WHAT YOU ARE ASKED TO DO:
Write the data below out exactly as it stands. Do not include the pictures.

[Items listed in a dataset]
-------

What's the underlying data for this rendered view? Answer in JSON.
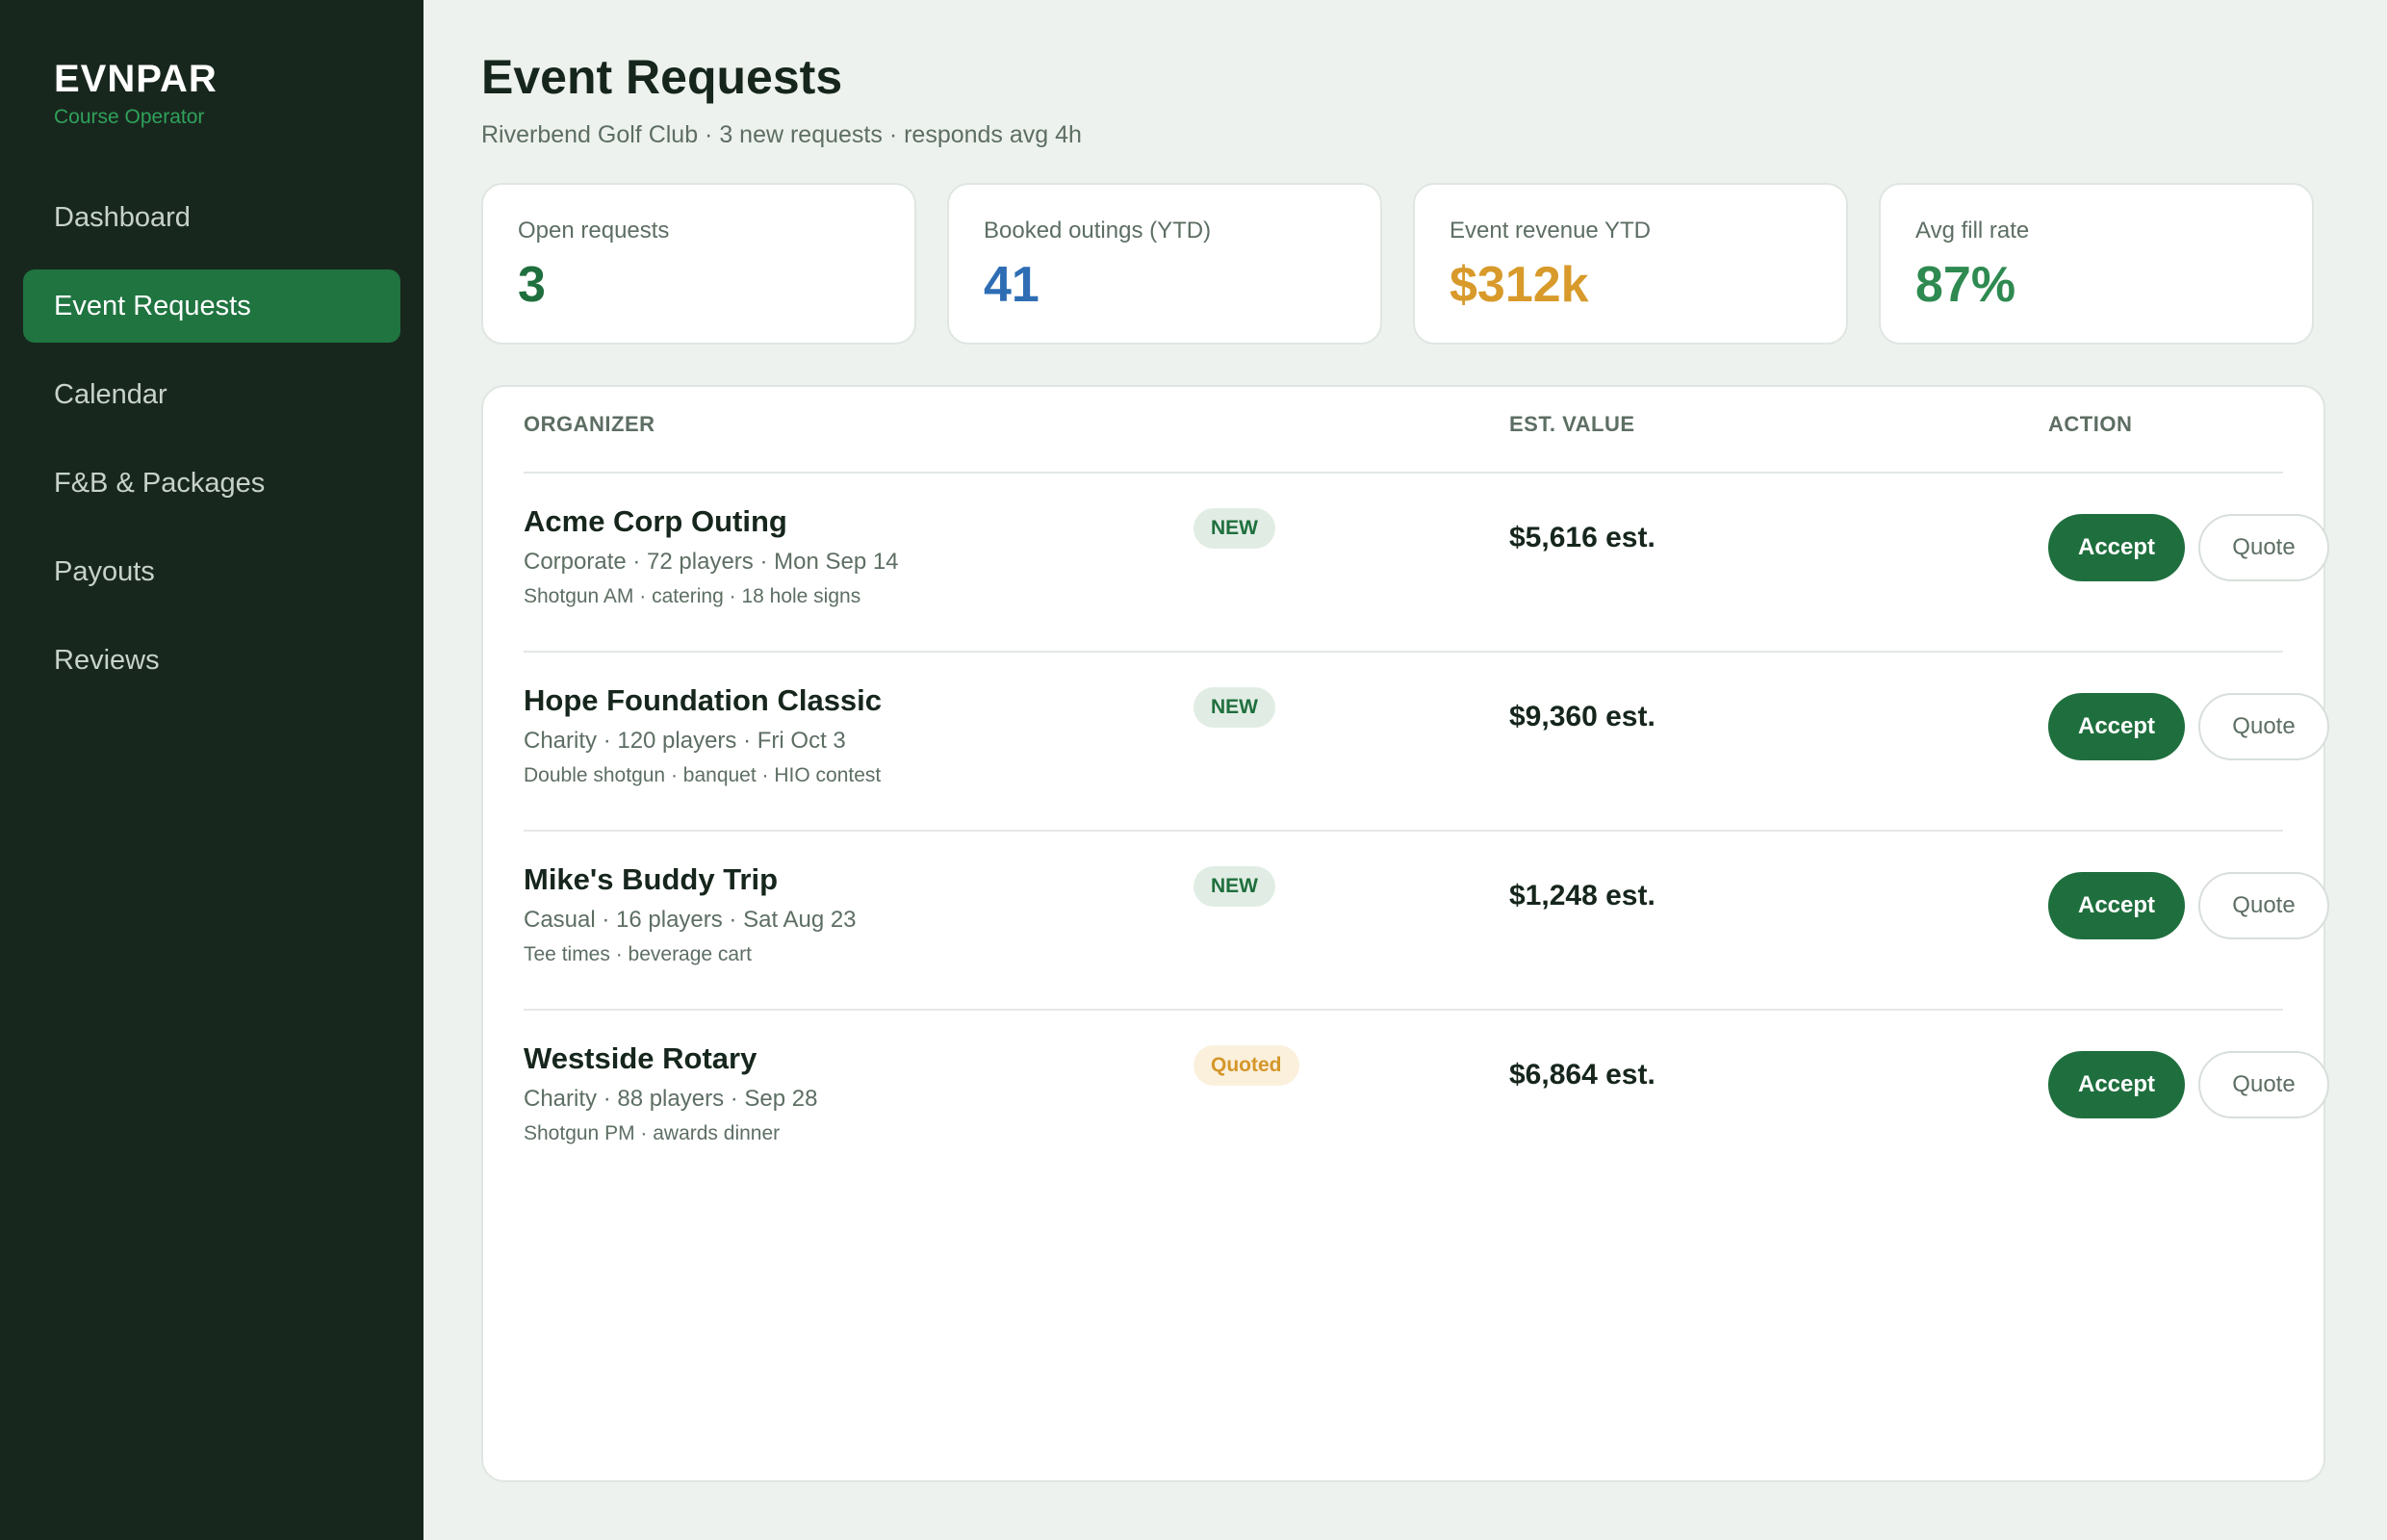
{
  "app": {
    "brand_name": "EVNPAR",
    "brand_sub": "Course Operator"
  },
  "sidebar": {
    "items": [
      {
        "label": "Dashboard"
      },
      {
        "label": "Event Requests",
        "active": true
      },
      {
        "label": "Calendar"
      },
      {
        "label": "F&B & Packages"
      },
      {
        "label": "Payouts"
      },
      {
        "label": "Reviews"
      }
    ]
  },
  "header": {
    "title": "Event Requests",
    "subtitle": "Riverbend Golf Club · 3 new requests · responds avg 4h"
  },
  "stats": [
    {
      "label": "Open requests",
      "value": "3",
      "color": "#1f6f3e"
    },
    {
      "label": "Booked outings (YTD)",
      "value": "41",
      "color": "#2e6db4"
    },
    {
      "label": "Event revenue YTD",
      "value": "$312k",
      "color": "#d89a2a"
    },
    {
      "label": "Avg fill rate",
      "value": "87%",
      "color": "#2e8a50"
    }
  ],
  "table": {
    "headers": {
      "organizer": "ORGANIZER",
      "value": "EST. VALUE",
      "action": "ACTION"
    },
    "rows": [
      {
        "name": "Acme Corp Outing",
        "meta": "Corporate · 72 players · Mon Sep 14",
        "details": "Shotgun AM · catering · 18 hole signs",
        "status": "NEW",
        "status_type": "new",
        "value": "$5,616 est.",
        "accept_label": "Accept",
        "quote_label": "Quote"
      },
      {
        "name": "Hope Foundation Classic",
        "meta": "Charity · 120 players · Fri Oct 3",
        "details": "Double shotgun · banquet · HIO contest",
        "status": "NEW",
        "status_type": "new",
        "value": "$9,360 est.",
        "accept_label": "Accept",
        "quote_label": "Quote"
      },
      {
        "name": "Mike's Buddy Trip",
        "meta": "Casual · 16 players · Sat Aug 23",
        "details": "Tee times · beverage cart",
        "status": "NEW",
        "status_type": "new",
        "value": "$1,248 est.",
        "accept_label": "Accept",
        "quote_label": "Quote"
      },
      {
        "name": "Westside Rotary",
        "meta": "Charity · 88 players · Sep 28",
        "details": "Shotgun PM · awards dinner",
        "status": "Quoted",
        "status_type": "quoted",
        "value": "$6,864 est.",
        "accept_label": "Accept",
        "quote_label": "Quote"
      }
    ]
  }
}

-------

COMPLETE ANSWER:
What's the underlying data for this rendered view? Answer in JSON.
{
  "app": {
    "brand_name": "EVNPAR",
    "brand_sub": "Course Operator"
  },
  "sidebar": {
    "items": [
      {
        "label": "Dashboard"
      },
      {
        "label": "Event Requests",
        "active": true
      },
      {
        "label": "Calendar"
      },
      {
        "label": "F&B & Packages"
      },
      {
        "label": "Payouts"
      },
      {
        "label": "Reviews"
      }
    ]
  },
  "header": {
    "title": "Event Requests",
    "subtitle": "Riverbend Golf Club · 3 new requests · responds avg 4h"
  },
  "stats": [
    {
      "label": "Open requests",
      "value": "3",
      "color": "#1f6f3e"
    },
    {
      "label": "Booked outings (YTD)",
      "value": "41",
      "color": "#2e6db4"
    },
    {
      "label": "Event revenue YTD",
      "value": "$312k",
      "color": "#d89a2a"
    },
    {
      "label": "Avg fill rate",
      "value": "87%",
      "color": "#2e8a50"
    }
  ],
  "table": {
    "headers": {
      "organizer": "ORGANIZER",
      "value": "EST. VALUE",
      "action": "ACTION"
    },
    "rows": [
      {
        "name": "Acme Corp Outing",
        "meta": "Corporate · 72 players · Mon Sep 14",
        "details": "Shotgun AM · catering · 18 hole signs",
        "status": "NEW",
        "status_type": "new",
        "value": "$5,616 est.",
        "accept_label": "Accept",
        "quote_label": "Quote"
      },
      {
        "name": "Hope Foundation Classic",
        "meta": "Charity · 120 players · Fri Oct 3",
        "details": "Double shotgun · banquet · HIO contest",
        "status": "NEW",
        "status_type": "new",
        "value": "$9,360 est.",
        "accept_label": "Accept",
        "quote_label": "Quote"
      },
      {
        "name": "Mike's Buddy Trip",
        "meta": "Casual · 16 players · Sat Aug 23",
        "details": "Tee times · beverage cart",
        "status": "NEW",
        "status_type": "new",
        "value": "$1,248 est.",
        "accept_label": "Accept",
        "quote_label": "Quote"
      },
      {
        "name": "Westside Rotary",
        "meta": "Charity · 88 players · Sep 28",
        "details": "Shotgun PM · awards dinner",
        "status": "Quoted",
        "status_type": "quoted",
        "value": "$6,864 est.",
        "accept_label": "Accept",
        "quote_label": "Quote"
      }
    ]
  }
}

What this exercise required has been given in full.